**Records provided**
— start —

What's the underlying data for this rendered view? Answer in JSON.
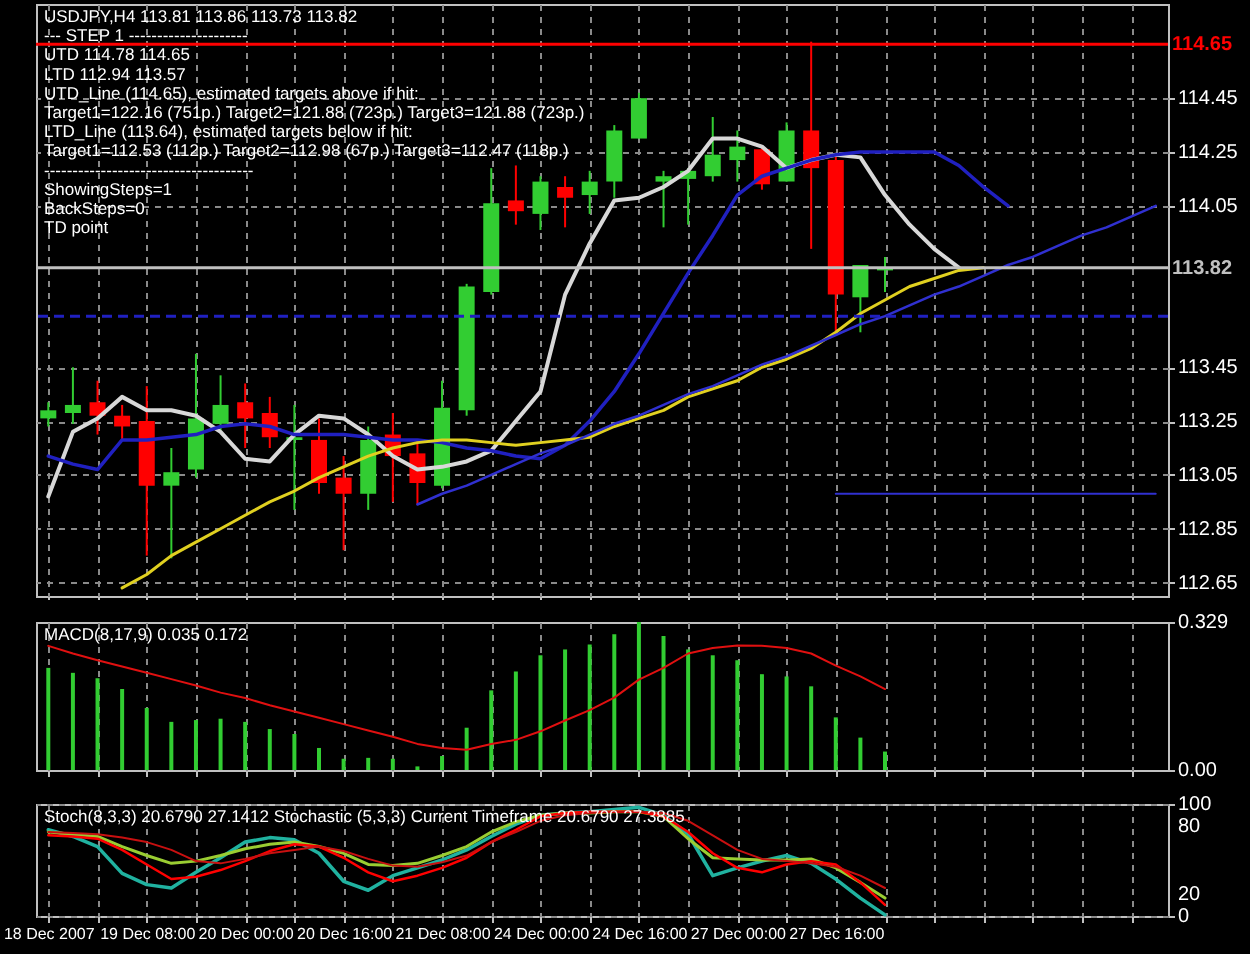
{
  "chart_data": [
    {
      "type": "candlestick",
      "title": "USDJPY,H4 113.81 113.86 113.73 113.82",
      "annotations": [
        "---    STEP 1    ---------------------",
        "UTD 114.78  114.65",
        "LTD  112.94  113.57",
        "UTD_Line (114.65), estimated targets above if hit:",
        "Target1=122.16 (751p.) Target2=121.88 (723p.) Target3=121.88 (723p.)",
        "LTD_Line (113.64), estimated targets below if hit:",
        "Target1=112.53 (112p.) Target2=112.98 (67p.) Target3=112.47 (118p.)",
        "-------------------------------------",
        "ShowingSteps=1",
        "BackSteps=0",
        "TD point"
      ],
      "categories": [
        null,
        null,
        null,
        null,
        null,
        null,
        null,
        null,
        null,
        null,
        null,
        null,
        null,
        null,
        null,
        null,
        null,
        null,
        null,
        null,
        null,
        null,
        null,
        null,
        null,
        null,
        null,
        null,
        null,
        null,
        null,
        null,
        null,
        null,
        null,
        null,
        null,
        null,
        null,
        null,
        null,
        null,
        null,
        null,
        null,
        null
      ],
      "ohlc": [
        [
          113.26,
          113.32,
          113.23,
          113.29
        ],
        [
          113.28,
          113.45,
          113.24,
          113.31
        ],
        [
          113.32,
          113.4,
          113.2,
          113.27
        ],
        [
          113.27,
          113.31,
          113.18,
          113.23
        ],
        [
          113.25,
          113.38,
          112.75,
          113.01
        ],
        [
          113.01,
          113.15,
          112.74,
          113.06
        ],
        [
          113.07,
          113.5,
          113.04,
          113.26
        ],
        [
          113.24,
          113.42,
          113.21,
          113.31
        ],
        [
          113.32,
          113.39,
          113.15,
          113.26
        ],
        [
          113.28,
          113.34,
          113.15,
          113.19
        ],
        [
          113.18,
          113.31,
          112.92,
          113.19
        ],
        [
          113.18,
          113.26,
          112.98,
          113.02
        ],
        [
          113.04,
          113.12,
          112.77,
          112.98
        ],
        [
          112.98,
          113.23,
          112.92,
          113.18
        ],
        [
          113.2,
          113.28,
          112.95,
          113.12
        ],
        [
          113.13,
          113.18,
          112.94,
          113.02
        ],
        [
          113.01,
          113.4,
          113.0,
          113.3
        ],
        [
          113.29,
          113.76,
          113.27,
          113.75
        ],
        [
          113.73,
          114.19,
          113.72,
          114.06
        ],
        [
          114.07,
          114.2,
          113.98,
          114.03
        ],
        [
          114.02,
          114.16,
          113.96,
          114.14
        ],
        [
          114.12,
          114.16,
          113.97,
          114.08
        ],
        [
          114.09,
          114.18,
          114.02,
          114.14
        ],
        [
          114.14,
          114.35,
          114.08,
          114.33
        ],
        [
          114.3,
          114.47,
          114.3,
          114.45
        ],
        [
          114.14,
          114.18,
          113.97,
          114.16
        ],
        [
          114.15,
          114.19,
          113.98,
          114.18
        ],
        [
          114.16,
          114.38,
          114.14,
          114.24
        ],
        [
          114.22,
          114.33,
          114.14,
          114.27
        ],
        [
          114.26,
          114.27,
          114.11,
          114.13
        ],
        [
          114.14,
          114.36,
          114.14,
          114.33
        ],
        [
          114.33,
          114.66,
          113.89,
          114.19
        ],
        [
          114.22,
          114.24,
          113.58,
          113.72
        ],
        [
          113.71,
          113.83,
          113.58,
          113.83
        ],
        [
          113.81,
          113.86,
          113.73,
          113.82
        ],
        null,
        null,
        null,
        null,
        null,
        null,
        null,
        null,
        null,
        null,
        null
      ],
      "colors": [
        "#32cd32",
        "#32cd32",
        "#ff0000",
        "#ff0000",
        "#ff0000",
        "#32cd32",
        "#32cd32",
        "#32cd32",
        "#ff0000",
        "#ff0000",
        "#32cd32",
        "#ff0000",
        "#ff0000",
        "#32cd32",
        "#ff0000",
        "#ff0000",
        "#32cd32",
        "#32cd32",
        "#32cd32",
        "#ff0000",
        "#32cd32",
        "#ff0000",
        "#32cd32",
        "#32cd32",
        "#32cd32",
        "#32cd32",
        "#32cd32",
        "#32cd32",
        "#32cd32",
        "#ff0000",
        "#32cd32",
        "#ff0000",
        "#ff0000",
        "#32cd32",
        "#32cd32",
        null,
        null,
        null,
        null,
        null,
        null,
        null,
        null,
        null,
        null,
        null
      ],
      "series": [
        {
          "type": "line",
          "color": "#d8d8d8",
          "values": [
            112.97,
            113.21,
            113.26,
            113.34,
            113.29,
            113.29,
            113.27,
            113.21,
            113.11,
            113.1,
            113.2,
            113.27,
            113.26,
            113.2,
            113.12,
            113.07,
            113.08,
            113.1,
            113.14,
            113.25,
            113.36,
            113.72,
            113.91,
            114.07,
            114.08,
            114.12,
            114.18,
            114.3,
            114.3,
            114.27,
            114.19,
            114.22,
            114.24,
            114.23,
            114.09,
            113.98,
            113.89,
            113.82,
            null,
            null,
            null,
            null,
            null,
            null,
            null,
            null
          ]
        },
        {
          "type": "line",
          "color": "#2020c0",
          "values": [
            113.12,
            113.09,
            113.07,
            113.18,
            113.18,
            113.19,
            113.2,
            113.23,
            113.24,
            113.23,
            113.2,
            113.2,
            113.2,
            113.19,
            113.18,
            113.18,
            113.17,
            113.15,
            113.14,
            113.12,
            113.11,
            113.16,
            113.25,
            113.36,
            113.5,
            113.65,
            113.8,
            113.94,
            114.09,
            114.16,
            114.19,
            114.22,
            114.24,
            114.25,
            114.25,
            114.25,
            114.25,
            114.2,
            114.12,
            114.05,
            null,
            null,
            null,
            null,
            null,
            null
          ]
        },
        {
          "type": "line",
          "color": "#e0d020",
          "values": [
            null,
            null,
            null,
            112.63,
            112.68,
            112.75,
            112.8,
            112.85,
            112.9,
            112.95,
            112.99,
            113.04,
            113.08,
            113.12,
            113.15,
            113.17,
            113.18,
            113.18,
            113.17,
            113.16,
            113.17,
            113.18,
            113.19,
            113.23,
            113.26,
            113.29,
            113.34,
            113.37,
            113.4,
            113.45,
            113.48,
            113.52,
            113.58,
            113.65,
            113.7,
            113.75,
            113.78,
            113.81,
            113.82,
            null,
            null,
            null,
            null,
            null,
            null,
            null
          ]
        },
        {
          "type": "line",
          "color": "#3030d0",
          "values": [
            null,
            null,
            null,
            null,
            null,
            null,
            null,
            null,
            null,
            null,
            null,
            null,
            null,
            null,
            null,
            112.94,
            112.98,
            113.01,
            113.05,
            113.09,
            113.13,
            113.16,
            113.2,
            113.24,
            113.27,
            113.31,
            113.35,
            113.38,
            113.42,
            113.46,
            113.49,
            113.53,
            113.57,
            113.61,
            113.64,
            113.68,
            113.72,
            113.75,
            113.79,
            113.83,
            113.86,
            113.9,
            113.94,
            113.97,
            114.01,
            114.05
          ]
        },
        {
          "type": "line",
          "color": "#3030d0",
          "values": [
            null,
            null,
            null,
            null,
            null,
            null,
            null,
            null,
            null,
            null,
            null,
            null,
            null,
            null,
            null,
            null,
            null,
            null,
            null,
            null,
            null,
            null,
            null,
            null,
            null,
            null,
            null,
            null,
            null,
            null,
            null,
            null,
            112.98,
            112.98,
            112.98,
            112.98,
            112.98,
            112.98,
            112.98,
            112.98,
            112.98,
            112.98,
            112.98,
            112.98,
            112.98,
            112.98
          ]
        }
      ],
      "ref_lines": [
        {
          "axis": "y",
          "value": 114.65,
          "label": "114.65",
          "color": "#ff0000"
        },
        {
          "axis": "y",
          "value": 113.64,
          "label": null,
          "color": "#2020c0",
          "line_style": "dashed"
        },
        {
          "axis": "y",
          "value": 113.82,
          "label": "113.82",
          "color": "#c0c0c0"
        }
      ],
      "ylim": [
        112.6,
        114.8
      ],
      "yticks": [
        112.65,
        112.85,
        113.05,
        113.25,
        113.45,
        114.05,
        114.25,
        114.45
      ],
      "grid": true
    },
    {
      "type": "bar",
      "title": "MACD(8,17,9) 0.035 0.172",
      "categories": [
        null,
        null,
        null,
        null,
        null,
        null,
        null,
        null,
        null,
        null,
        null,
        null,
        null,
        null,
        null,
        null,
        null,
        null,
        null,
        null,
        null,
        null,
        null,
        null,
        null,
        null,
        null,
        null,
        null,
        null,
        null,
        null,
        null,
        null,
        null,
        null,
        null,
        null,
        null,
        null,
        null,
        null,
        null,
        null,
        null,
        null
      ],
      "series": [
        {
          "type": "bar",
          "color": "#32cd32",
          "values": [
            0.227,
            0.216,
            0.204,
            0.18,
            0.138,
            0.107,
            0.111,
            0.114,
            0.107,
            0.091,
            0.08,
            0.049,
            0.025,
            0.027,
            0.025,
            0.008,
            0.031,
            0.094,
            0.177,
            0.219,
            0.255,
            0.268,
            0.279,
            0.302,
            0.329,
            0.298,
            0.268,
            0.255,
            0.244,
            0.213,
            0.208,
            0.186,
            0.117,
            0.072,
            0.041,
            null,
            null,
            null,
            null,
            null,
            null,
            null,
            null,
            null,
            null,
            null
          ]
        },
        {
          "type": "line",
          "color": "#e01010",
          "values": [
            0.276,
            0.259,
            0.244,
            0.23,
            0.216,
            0.202,
            0.188,
            0.172,
            0.16,
            0.144,
            0.13,
            0.116,
            0.102,
            0.088,
            0.074,
            0.058,
            0.049,
            0.045,
            0.058,
            0.067,
            0.086,
            0.11,
            0.133,
            0.161,
            0.201,
            0.227,
            0.259,
            0.271,
            0.277,
            0.276,
            0.271,
            0.259,
            0.232,
            0.208,
            0.18,
            null,
            null,
            null,
            null,
            null,
            null,
            null,
            null,
            null,
            null,
            null
          ]
        }
      ],
      "ylim": [
        0,
        0.329
      ],
      "yticks": [
        {
          "value": 0,
          "label": "0.00"
        },
        0.329
      ],
      "grid": "x"
    },
    {
      "type": "line",
      "title": "Stoch(8,3,3) 20.6790 27.1412  Stochastic (5,3,3) Current Timeframe 20.6790 27.3885",
      "categories": [
        "18 Dec 2007",
        null,
        null,
        null,
        "19 Dec 08:00",
        null,
        null,
        null,
        "20 Dec 00:00",
        null,
        null,
        null,
        "20 Dec 16:00",
        null,
        null,
        null,
        "21 Dec 08:00",
        null,
        null,
        null,
        "24 Dec 00:00",
        null,
        null,
        null,
        "24 Dec 16:00",
        null,
        null,
        null,
        "27 Dec 00:00",
        null,
        null,
        null,
        "27 Dec 16:00",
        null,
        null,
        null,
        null,
        null,
        null,
        null,
        null,
        null,
        null,
        null,
        null,
        null
      ],
      "series": [
        {
          "color": "#20b2a0",
          "values": [
            77,
            71,
            62,
            38,
            28,
            25,
            39,
            52,
            66,
            70,
            68,
            56,
            31,
            23,
            36,
            43,
            50,
            59,
            71,
            82,
            90,
            92,
            93,
            95,
            97,
            90,
            73,
            36,
            43,
            49,
            54,
            47,
            33,
            16,
            1,
            null,
            null,
            null,
            null,
            null,
            null,
            null,
            null,
            null,
            null,
            null
          ]
        },
        {
          "color": "#9acd32",
          "values": [
            75,
            73,
            71,
            62,
            54,
            47,
            49,
            54,
            60,
            64,
            66,
            62,
            56,
            46,
            45,
            47,
            54,
            62,
            75,
            84,
            90,
            92,
            92,
            93,
            93,
            89,
            69,
            52,
            51,
            50,
            50,
            51,
            43,
            30,
            16,
            null,
            null,
            null,
            null,
            null,
            null,
            null,
            null,
            null,
            null,
            null
          ]
        },
        {
          "color": "#ff0000",
          "values": [
            72,
            71,
            69,
            59,
            46,
            33,
            35,
            41,
            49,
            58,
            64,
            62,
            52,
            39,
            31,
            36,
            43,
            52,
            66,
            77,
            89,
            92,
            93,
            93,
            93,
            89,
            75,
            56,
            43,
            39,
            46,
            49,
            46,
            30,
            10,
            null,
            null,
            null,
            null,
            null,
            null,
            null,
            null,
            null,
            null,
            null
          ]
        },
        {
          "color": "#c81010",
          "values": [
            75,
            74,
            73,
            70,
            66,
            59,
            49,
            47,
            51,
            56,
            59,
            62,
            58,
            51,
            45,
            44,
            48,
            54,
            66,
            75,
            85,
            90,
            92,
            93,
            93,
            92,
            85,
            72,
            59,
            51,
            49,
            47,
            44,
            36,
            25,
            null,
            null,
            null,
            null,
            null,
            null,
            null,
            null,
            null,
            null,
            null
          ]
        }
      ],
      "ylim": [
        0,
        100
      ],
      "yticks": [
        0,
        20,
        80,
        100
      ],
      "grid": true
    }
  ]
}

— end —

**Work to complete**
Check every line of the data above for the string "estimated", and copy those that have it.

**Task answer**
        "UTD_Line (114.65), estimated targets above if hit:",
        "LTD_Line (113.64), estimated targets below if hit:",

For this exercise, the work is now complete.